> _WHAT TO WORK ON_
Scan the data below and pick out the lines containing the word "JSON".

┄┄┄┄┄┄

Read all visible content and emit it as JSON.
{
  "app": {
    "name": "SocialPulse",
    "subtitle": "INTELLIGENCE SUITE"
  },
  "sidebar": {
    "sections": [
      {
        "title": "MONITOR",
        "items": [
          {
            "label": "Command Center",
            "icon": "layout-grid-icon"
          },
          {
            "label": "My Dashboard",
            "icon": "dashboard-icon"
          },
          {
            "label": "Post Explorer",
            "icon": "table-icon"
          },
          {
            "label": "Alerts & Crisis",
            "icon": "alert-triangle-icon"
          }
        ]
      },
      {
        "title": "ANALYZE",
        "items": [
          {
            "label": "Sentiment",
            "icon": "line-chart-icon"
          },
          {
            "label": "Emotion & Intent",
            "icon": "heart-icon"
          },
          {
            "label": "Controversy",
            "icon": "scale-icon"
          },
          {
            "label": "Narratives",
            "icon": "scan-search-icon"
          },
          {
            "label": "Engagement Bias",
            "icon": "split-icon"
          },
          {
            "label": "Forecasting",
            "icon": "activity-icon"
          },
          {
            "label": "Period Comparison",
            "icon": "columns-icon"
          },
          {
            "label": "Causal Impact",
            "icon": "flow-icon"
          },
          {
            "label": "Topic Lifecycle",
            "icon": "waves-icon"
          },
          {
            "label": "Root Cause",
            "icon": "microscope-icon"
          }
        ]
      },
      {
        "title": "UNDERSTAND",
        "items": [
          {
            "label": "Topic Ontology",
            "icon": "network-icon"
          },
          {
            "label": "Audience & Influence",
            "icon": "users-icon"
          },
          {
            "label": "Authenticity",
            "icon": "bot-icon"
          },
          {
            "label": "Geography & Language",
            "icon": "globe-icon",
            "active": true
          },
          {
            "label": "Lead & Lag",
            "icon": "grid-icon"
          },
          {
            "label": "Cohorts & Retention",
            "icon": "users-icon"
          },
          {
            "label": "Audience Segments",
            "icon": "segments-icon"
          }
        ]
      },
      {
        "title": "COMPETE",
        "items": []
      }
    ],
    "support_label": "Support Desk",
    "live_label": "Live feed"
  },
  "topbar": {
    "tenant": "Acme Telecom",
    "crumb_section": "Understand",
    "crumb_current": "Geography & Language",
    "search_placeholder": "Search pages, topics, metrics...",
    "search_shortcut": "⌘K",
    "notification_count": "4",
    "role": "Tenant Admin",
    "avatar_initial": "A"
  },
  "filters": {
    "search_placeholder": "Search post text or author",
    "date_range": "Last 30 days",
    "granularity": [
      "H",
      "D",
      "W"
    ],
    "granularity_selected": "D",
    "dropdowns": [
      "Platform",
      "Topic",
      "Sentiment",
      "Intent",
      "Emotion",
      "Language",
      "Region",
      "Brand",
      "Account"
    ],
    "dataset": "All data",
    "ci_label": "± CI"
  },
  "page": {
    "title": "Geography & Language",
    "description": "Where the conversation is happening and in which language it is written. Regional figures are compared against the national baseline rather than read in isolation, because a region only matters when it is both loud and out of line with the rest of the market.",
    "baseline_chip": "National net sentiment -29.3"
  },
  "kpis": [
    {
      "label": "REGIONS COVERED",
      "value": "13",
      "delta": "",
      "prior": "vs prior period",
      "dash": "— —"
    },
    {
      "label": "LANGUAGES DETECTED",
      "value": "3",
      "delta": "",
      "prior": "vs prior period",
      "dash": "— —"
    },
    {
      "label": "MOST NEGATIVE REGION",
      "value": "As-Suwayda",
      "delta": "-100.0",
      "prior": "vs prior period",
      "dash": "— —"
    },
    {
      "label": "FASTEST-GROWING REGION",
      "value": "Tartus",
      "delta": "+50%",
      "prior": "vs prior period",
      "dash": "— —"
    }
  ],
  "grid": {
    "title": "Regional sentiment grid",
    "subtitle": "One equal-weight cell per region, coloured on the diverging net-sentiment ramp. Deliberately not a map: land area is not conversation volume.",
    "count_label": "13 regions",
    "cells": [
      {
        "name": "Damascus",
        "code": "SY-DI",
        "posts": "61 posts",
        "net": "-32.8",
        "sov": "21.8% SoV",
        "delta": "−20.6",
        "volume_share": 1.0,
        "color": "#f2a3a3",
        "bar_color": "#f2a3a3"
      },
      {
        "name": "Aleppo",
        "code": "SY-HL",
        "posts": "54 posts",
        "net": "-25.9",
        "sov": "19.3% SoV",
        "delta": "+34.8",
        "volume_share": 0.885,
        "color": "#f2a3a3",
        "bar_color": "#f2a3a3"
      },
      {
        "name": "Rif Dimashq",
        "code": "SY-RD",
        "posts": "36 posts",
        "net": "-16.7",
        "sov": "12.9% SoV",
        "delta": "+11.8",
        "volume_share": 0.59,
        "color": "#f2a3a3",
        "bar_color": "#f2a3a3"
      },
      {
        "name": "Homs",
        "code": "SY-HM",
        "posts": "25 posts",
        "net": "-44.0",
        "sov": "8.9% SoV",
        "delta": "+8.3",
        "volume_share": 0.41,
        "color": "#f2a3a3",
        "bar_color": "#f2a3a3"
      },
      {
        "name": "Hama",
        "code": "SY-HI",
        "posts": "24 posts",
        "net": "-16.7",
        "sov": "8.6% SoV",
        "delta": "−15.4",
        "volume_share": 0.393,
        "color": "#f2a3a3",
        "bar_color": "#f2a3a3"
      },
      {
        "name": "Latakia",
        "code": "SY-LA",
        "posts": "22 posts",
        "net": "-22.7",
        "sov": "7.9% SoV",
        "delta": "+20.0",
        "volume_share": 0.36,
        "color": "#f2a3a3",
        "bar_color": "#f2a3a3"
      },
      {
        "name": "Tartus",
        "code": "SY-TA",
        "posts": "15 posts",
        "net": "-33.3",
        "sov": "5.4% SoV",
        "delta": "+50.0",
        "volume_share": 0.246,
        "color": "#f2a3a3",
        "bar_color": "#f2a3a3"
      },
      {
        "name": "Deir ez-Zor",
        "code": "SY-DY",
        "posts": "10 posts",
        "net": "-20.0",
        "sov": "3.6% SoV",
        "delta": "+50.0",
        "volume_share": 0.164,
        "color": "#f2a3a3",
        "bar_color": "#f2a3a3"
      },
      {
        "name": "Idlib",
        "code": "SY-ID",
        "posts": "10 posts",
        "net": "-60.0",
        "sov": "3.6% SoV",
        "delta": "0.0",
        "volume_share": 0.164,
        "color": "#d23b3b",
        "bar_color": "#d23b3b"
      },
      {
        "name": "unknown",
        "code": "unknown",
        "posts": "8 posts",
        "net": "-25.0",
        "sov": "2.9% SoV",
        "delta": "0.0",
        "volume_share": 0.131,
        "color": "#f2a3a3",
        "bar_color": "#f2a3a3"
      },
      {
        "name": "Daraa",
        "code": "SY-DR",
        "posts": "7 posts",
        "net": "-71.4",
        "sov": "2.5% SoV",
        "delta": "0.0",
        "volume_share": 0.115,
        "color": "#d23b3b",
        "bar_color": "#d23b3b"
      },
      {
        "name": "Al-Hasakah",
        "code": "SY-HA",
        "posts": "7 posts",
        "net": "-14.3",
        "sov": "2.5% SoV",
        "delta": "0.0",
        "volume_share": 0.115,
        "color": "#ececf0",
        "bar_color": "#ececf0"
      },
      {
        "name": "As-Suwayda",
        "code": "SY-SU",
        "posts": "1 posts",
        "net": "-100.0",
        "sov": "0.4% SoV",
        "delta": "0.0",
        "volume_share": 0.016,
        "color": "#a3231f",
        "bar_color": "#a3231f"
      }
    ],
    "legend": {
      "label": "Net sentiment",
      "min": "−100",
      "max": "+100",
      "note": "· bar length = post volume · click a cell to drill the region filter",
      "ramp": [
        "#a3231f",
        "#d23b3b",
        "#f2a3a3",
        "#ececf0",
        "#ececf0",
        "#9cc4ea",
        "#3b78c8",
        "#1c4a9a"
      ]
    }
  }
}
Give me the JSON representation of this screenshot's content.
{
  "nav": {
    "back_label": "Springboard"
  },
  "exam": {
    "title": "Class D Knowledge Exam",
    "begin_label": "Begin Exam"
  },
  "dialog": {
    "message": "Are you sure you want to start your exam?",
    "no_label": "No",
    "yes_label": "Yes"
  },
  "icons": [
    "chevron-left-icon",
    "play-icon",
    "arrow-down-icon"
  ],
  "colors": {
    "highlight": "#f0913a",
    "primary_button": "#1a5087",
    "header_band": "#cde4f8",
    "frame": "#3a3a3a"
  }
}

┄┄┄┄┄┄

> _EXPECTED ANSWER_
Read all visible content and emit it as JSON.
Give me the JSON representation of this screenshot's content.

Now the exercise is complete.